* _What is asked_
In the material below, list every line carrying the string "color".

— begin Stored rows —

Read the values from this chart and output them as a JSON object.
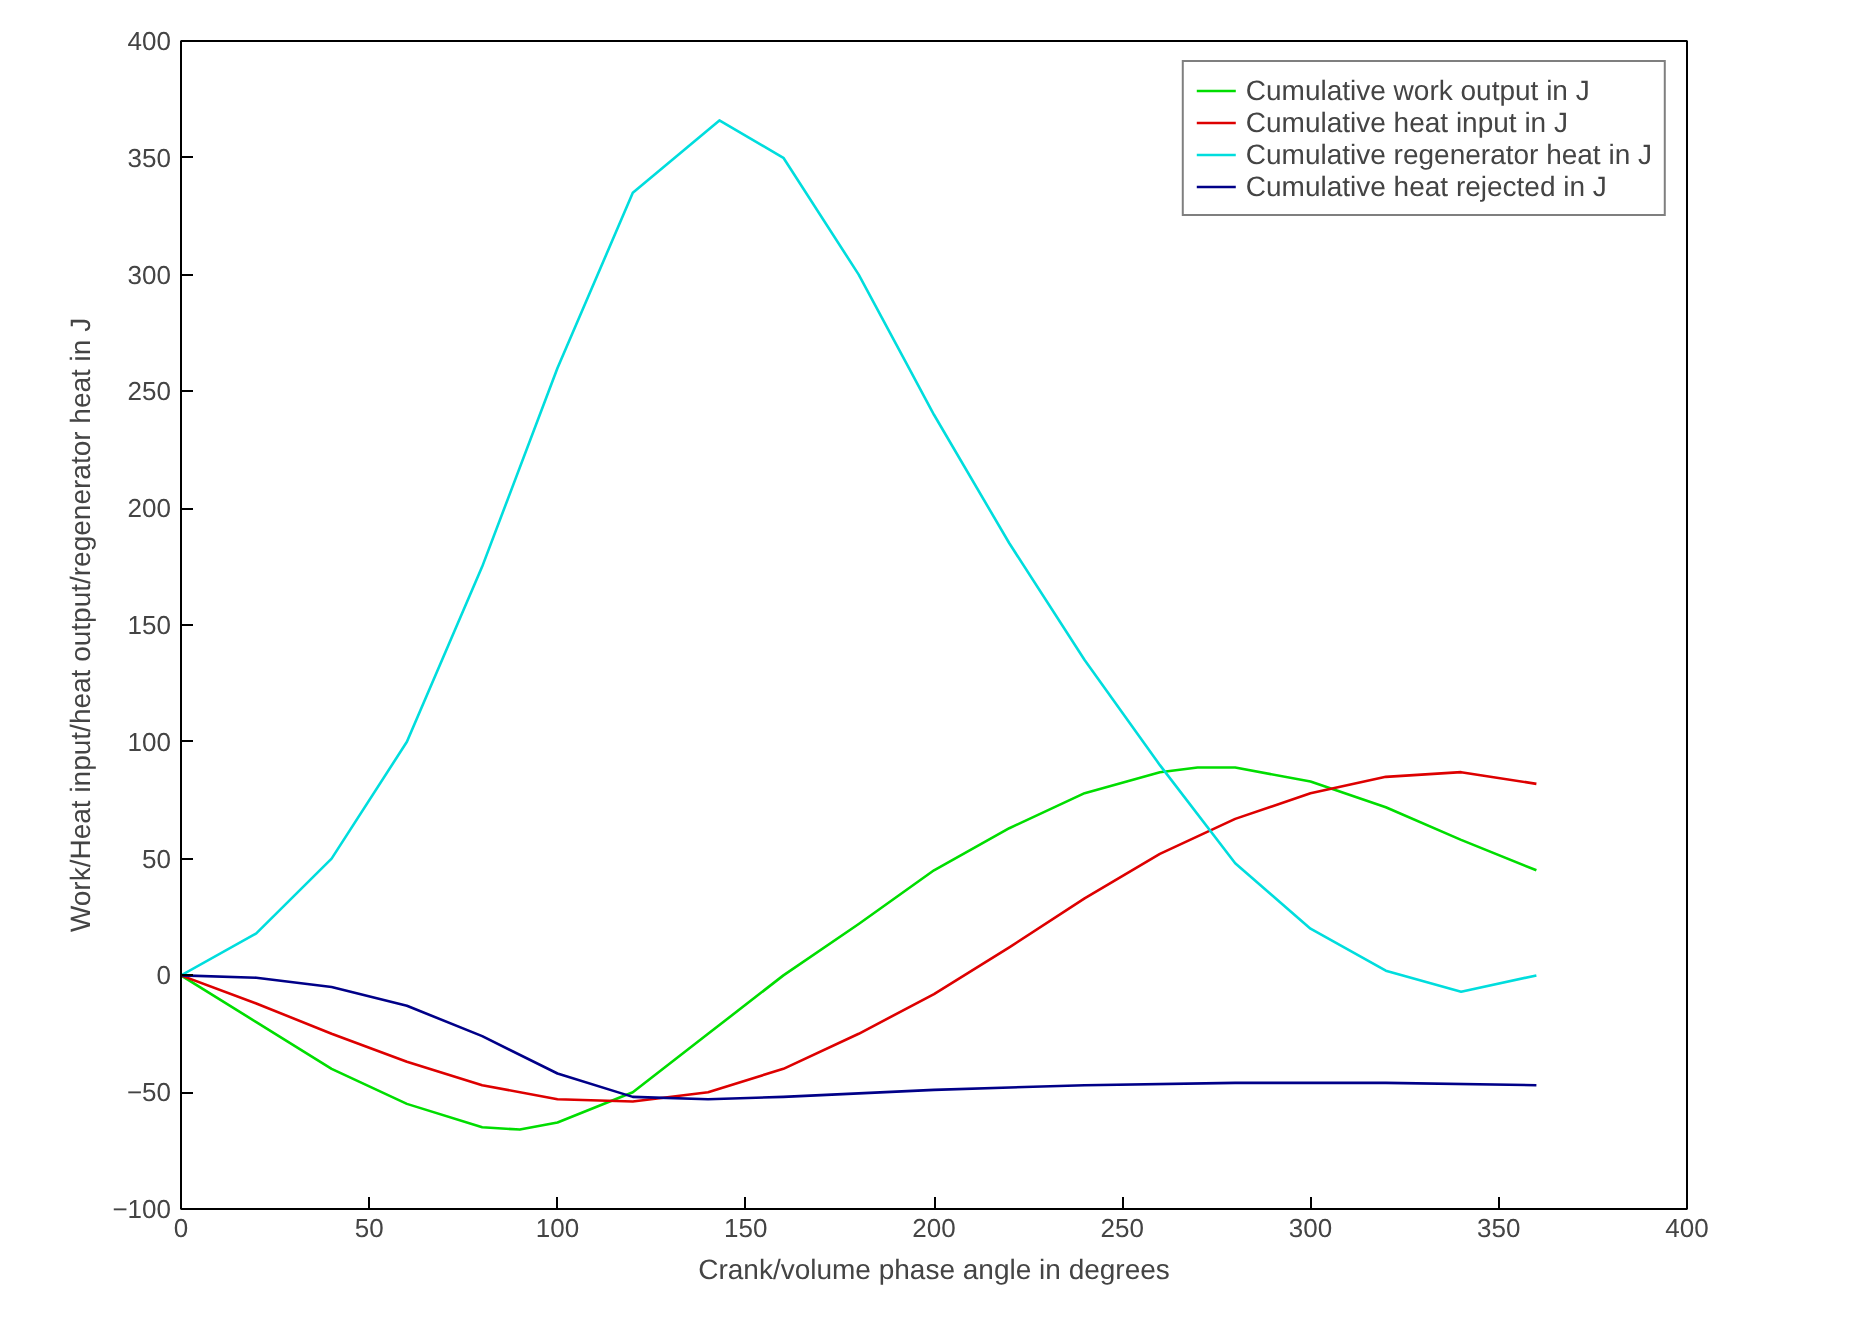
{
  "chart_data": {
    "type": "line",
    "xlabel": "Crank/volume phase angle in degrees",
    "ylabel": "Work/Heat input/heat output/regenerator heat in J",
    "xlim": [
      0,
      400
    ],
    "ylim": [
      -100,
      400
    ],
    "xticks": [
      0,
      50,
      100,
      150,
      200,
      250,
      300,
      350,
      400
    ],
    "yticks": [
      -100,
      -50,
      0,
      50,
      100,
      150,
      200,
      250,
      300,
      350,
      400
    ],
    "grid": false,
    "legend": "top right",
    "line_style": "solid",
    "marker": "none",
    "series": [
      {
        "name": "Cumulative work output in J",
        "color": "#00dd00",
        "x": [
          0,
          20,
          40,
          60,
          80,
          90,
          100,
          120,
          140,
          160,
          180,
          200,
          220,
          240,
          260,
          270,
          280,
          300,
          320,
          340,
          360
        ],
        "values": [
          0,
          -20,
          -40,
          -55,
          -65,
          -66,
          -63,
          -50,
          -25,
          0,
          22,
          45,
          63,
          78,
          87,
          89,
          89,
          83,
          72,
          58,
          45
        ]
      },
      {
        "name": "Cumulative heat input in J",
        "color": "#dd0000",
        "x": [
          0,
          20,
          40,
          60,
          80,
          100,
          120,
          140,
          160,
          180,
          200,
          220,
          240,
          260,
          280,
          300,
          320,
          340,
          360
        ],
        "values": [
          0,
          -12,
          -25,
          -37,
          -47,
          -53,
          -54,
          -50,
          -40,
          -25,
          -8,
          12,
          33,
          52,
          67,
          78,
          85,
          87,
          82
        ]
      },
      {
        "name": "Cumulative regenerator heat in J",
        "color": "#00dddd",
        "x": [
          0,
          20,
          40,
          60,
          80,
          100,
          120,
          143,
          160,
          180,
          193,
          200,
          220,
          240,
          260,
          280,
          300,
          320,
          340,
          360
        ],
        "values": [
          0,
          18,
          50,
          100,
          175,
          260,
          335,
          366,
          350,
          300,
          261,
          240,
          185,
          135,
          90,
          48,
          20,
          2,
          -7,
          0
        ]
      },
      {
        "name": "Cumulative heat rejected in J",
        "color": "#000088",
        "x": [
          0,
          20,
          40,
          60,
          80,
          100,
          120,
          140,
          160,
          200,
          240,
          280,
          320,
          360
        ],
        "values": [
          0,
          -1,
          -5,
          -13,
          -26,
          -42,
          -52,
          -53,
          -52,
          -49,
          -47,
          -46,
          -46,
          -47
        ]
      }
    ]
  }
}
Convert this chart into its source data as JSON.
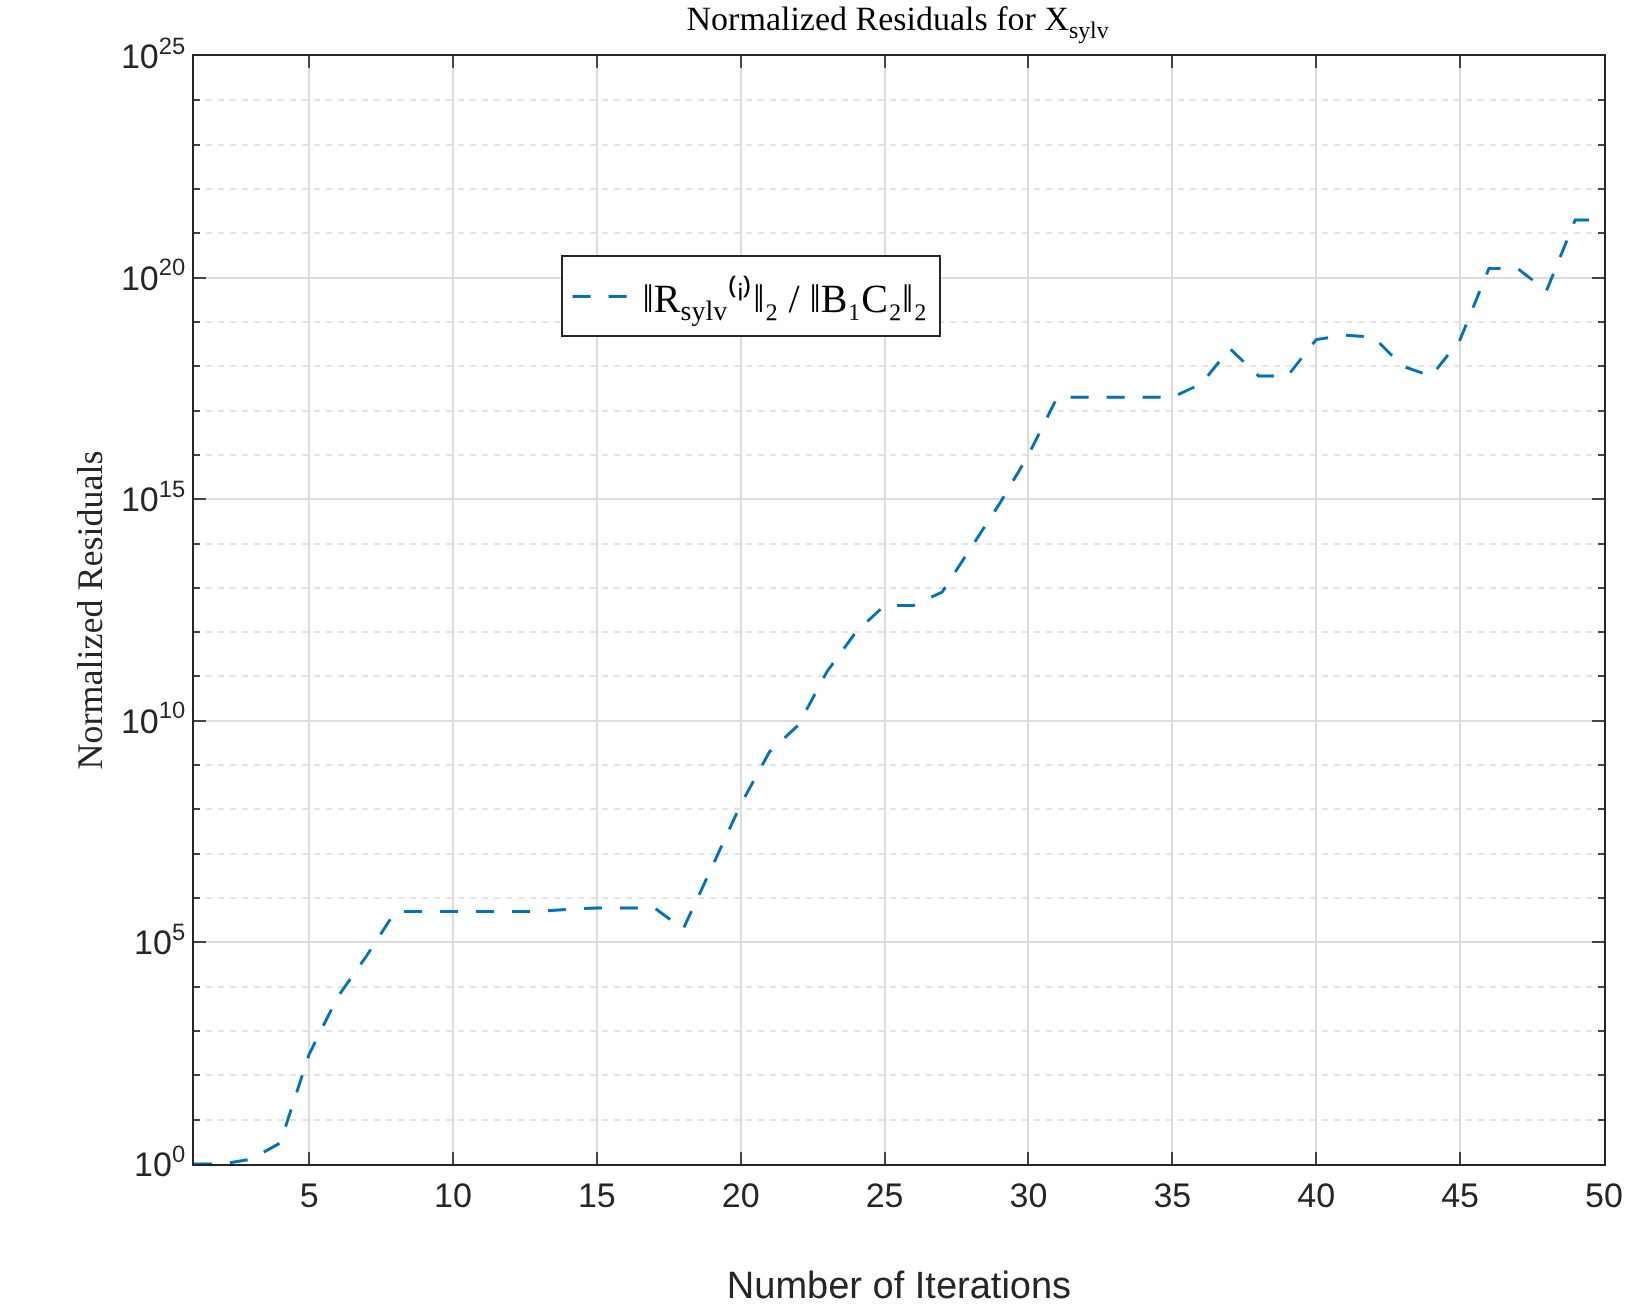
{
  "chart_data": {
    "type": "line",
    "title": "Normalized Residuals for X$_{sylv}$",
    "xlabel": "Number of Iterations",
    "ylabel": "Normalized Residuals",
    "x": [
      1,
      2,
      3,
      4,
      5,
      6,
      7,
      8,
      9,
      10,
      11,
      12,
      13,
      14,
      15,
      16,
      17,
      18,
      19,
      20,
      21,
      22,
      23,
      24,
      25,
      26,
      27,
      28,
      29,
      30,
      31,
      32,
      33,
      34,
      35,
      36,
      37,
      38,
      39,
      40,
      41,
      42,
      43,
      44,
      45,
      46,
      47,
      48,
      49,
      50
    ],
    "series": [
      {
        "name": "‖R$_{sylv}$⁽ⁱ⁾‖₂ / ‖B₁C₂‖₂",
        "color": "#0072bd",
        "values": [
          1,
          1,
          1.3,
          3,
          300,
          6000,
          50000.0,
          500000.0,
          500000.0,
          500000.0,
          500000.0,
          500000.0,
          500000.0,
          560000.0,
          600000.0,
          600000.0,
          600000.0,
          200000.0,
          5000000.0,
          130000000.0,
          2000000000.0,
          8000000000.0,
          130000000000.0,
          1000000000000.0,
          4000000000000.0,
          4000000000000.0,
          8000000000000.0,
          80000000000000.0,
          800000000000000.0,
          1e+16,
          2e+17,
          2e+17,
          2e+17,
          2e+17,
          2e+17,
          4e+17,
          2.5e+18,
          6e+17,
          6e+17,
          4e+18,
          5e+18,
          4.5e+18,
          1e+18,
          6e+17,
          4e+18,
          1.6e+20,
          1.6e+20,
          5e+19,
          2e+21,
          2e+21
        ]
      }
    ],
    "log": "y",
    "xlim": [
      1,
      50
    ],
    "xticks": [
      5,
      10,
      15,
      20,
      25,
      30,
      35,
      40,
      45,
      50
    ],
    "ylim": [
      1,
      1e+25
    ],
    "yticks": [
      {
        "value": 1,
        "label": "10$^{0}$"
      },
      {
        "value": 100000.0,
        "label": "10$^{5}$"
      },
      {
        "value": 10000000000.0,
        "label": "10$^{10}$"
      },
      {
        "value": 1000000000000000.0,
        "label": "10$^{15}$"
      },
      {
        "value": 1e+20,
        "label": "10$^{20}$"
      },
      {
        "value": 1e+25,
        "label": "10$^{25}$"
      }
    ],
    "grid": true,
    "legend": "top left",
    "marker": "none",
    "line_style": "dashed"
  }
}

— end Stored rows —

* _Expected answer_
        "color": "#00dd00",
        "color": "#dd0000",
        "color": "#00dddd",
        "color": "#000088",
        "color": "#0072bd",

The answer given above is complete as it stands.